## The problem
Write the data out again exactly, dropping any images it holds.

## Listed records
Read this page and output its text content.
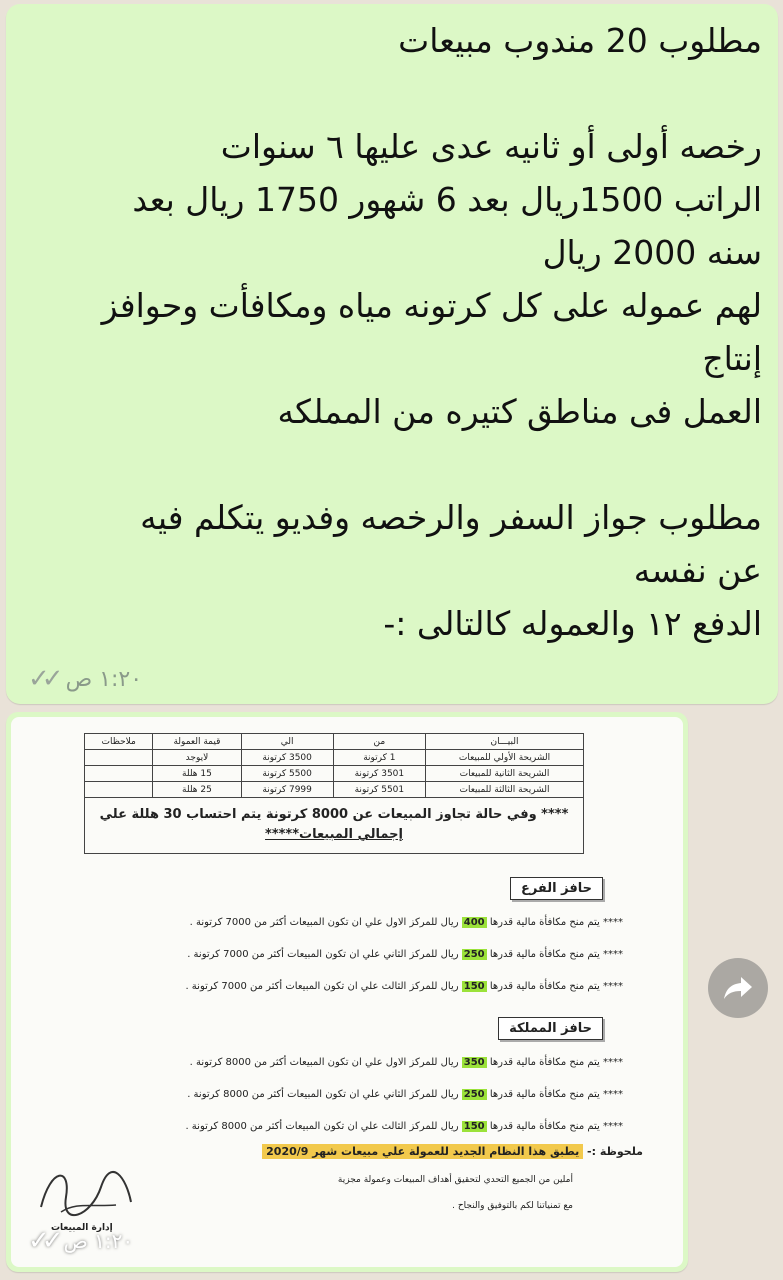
مطلوب 20 مندوب مبيعات
رخصه أولى أو ثانيه عدى عليها ٦ سنوات
الراتب 1500ريال بعد 6 شهور 1750 ريال بعد
سنه 2000 ريال
لهم عموله على كل كرتونه مياه ومكافأت وحوافز
إنتاج
العمل فى مناطق كتيره من المملكه
مطلوب جواز السفر والرخصه وفديو يتكلم فيه
عن نفسه
الدفع ١٢ والعموله كالتالى :-
✓✓ ١:٢٠ ص
البيـــان	من	الي	قيمة العمولة	ملاحظات
الشريحة الأولي للمبيعات	1 كرتونة	3500 كرتونة	لايوجد	
الشريحة الثانية للمبيعات	3501 كرتونة	5500 كرتونة	15 هللة	
الشريحة الثالثة للمبيعات	5501 كرتونة	7999 كرتونة	25 هللة	
**** وفي حالة تجاوز المبيعات عن 8000 كرتونة يتم احتساب 30 هللة علي
إجمالي المبيعات*****
حافز الفرع
**** يتم منح مكافأة مالية قدرها 400 ريال للمركز الاول علي ان تكون المبيعات أكثر من 7000 كرتونة .
**** يتم منح مكافأة مالية قدرها 250 ريال للمركز الثاني علي ان تكون المبيعات أكثر من 7000 كرتونة .
**** يتم منح مكافأة مالية قدرها 150 ريال للمركز الثالث علي ان تكون المبيعات أكثر من 7000 كرتونة .
حافز المملكة
**** يتم منح مكافأة مالية قدرها 350 ريال للمركز الاول علي ان تكون المبيعات أكثر من 8000 كرتونة .
**** يتم منح مكافأة مالية قدرها 250 ريال للمركز الثاني علي ان تكون المبيعات أكثر من 8000 كرتونة .
**** يتم منح مكافأة مالية قدرها 150 ريال للمركز الثالث علي ان تكون المبيعات أكثر من 8000 كرتونة .
ملحوظة :- يطبق هذا النظام الجديد للعمولة علي مبيعات شهر 2020/9
أملين من الجميع التحدي لتحقيق أهداف المبيعات وعمولة مجزية
مع تمنياتنا لكم بالتوفيق والنجاح .
إدارة المبيعات
✓✓ ١:٢٠ ص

## Answer to this task
Read this page and output its text content.
مطلوب 20 مندوب مبيعات
رخصه أولى أو ثانيه عدى عليها ٦ سنوات
الراتب 1500ريال بعد 6 شهور 1750 ريال بعد
سنه 2000 ريال
لهم عموله على كل كرتونه مياه ومكافأت وحوافز
إنتاج
العمل فى مناطق كتيره من المملكه
مطلوب جواز السفر والرخصه وفديو يتكلم فيه
عن نفسه
الدفع ١٢ والعموله كالتالى :-
✓✓ ١:٢٠ ص
البيـــان	من	الي	قيمة العمولة	ملاحظات
الشريحة الأولي للمبيعات	1 كرتونة	3500 كرتونة	لايوجد	
الشريحة الثانية للمبيعات	3501 كرتونة	5500 كرتونة	15 هللة	
الشريحة الثالثة للمبيعات	5501 كرتونة	7999 كرتونة	25 هللة	
**** وفي حالة تجاوز المبيعات عن 8000 كرتونة يتم احتساب 30 هللة علي
إجمالي المبيعات*****
حافز الفرع
**** يتم منح مكافأة مالية قدرها 400 ريال للمركز الاول علي ان تكون المبيعات أكثر من 7000 كرتونة .
**** يتم منح مكافأة مالية قدرها 250 ريال للمركز الثاني علي ان تكون المبيعات أكثر من 7000 كرتونة .
**** يتم منح مكافأة مالية قدرها 150 ريال للمركز الثالث علي ان تكون المبيعات أكثر من 7000 كرتونة .
حافز المملكة
**** يتم منح مكافأة مالية قدرها 350 ريال للمركز الاول علي ان تكون المبيعات أكثر من 8000 كرتونة .
**** يتم منح مكافأة مالية قدرها 250 ريال للمركز الثاني علي ان تكون المبيعات أكثر من 8000 كرتونة .
**** يتم منح مكافأة مالية قدرها 150 ريال للمركز الثالث علي ان تكون المبيعات أكثر من 8000 كرتونة .
ملحوظة :- يطبق هذا النظام الجديد للعمولة علي مبيعات شهر 2020/9
أملين من الجميع التحدي لتحقيق أهداف المبيعات وعمولة مجزية
مع تمنياتنا لكم بالتوفيق والنجاح .
إدارة المبيعات
✓✓ ١:٢٠ ص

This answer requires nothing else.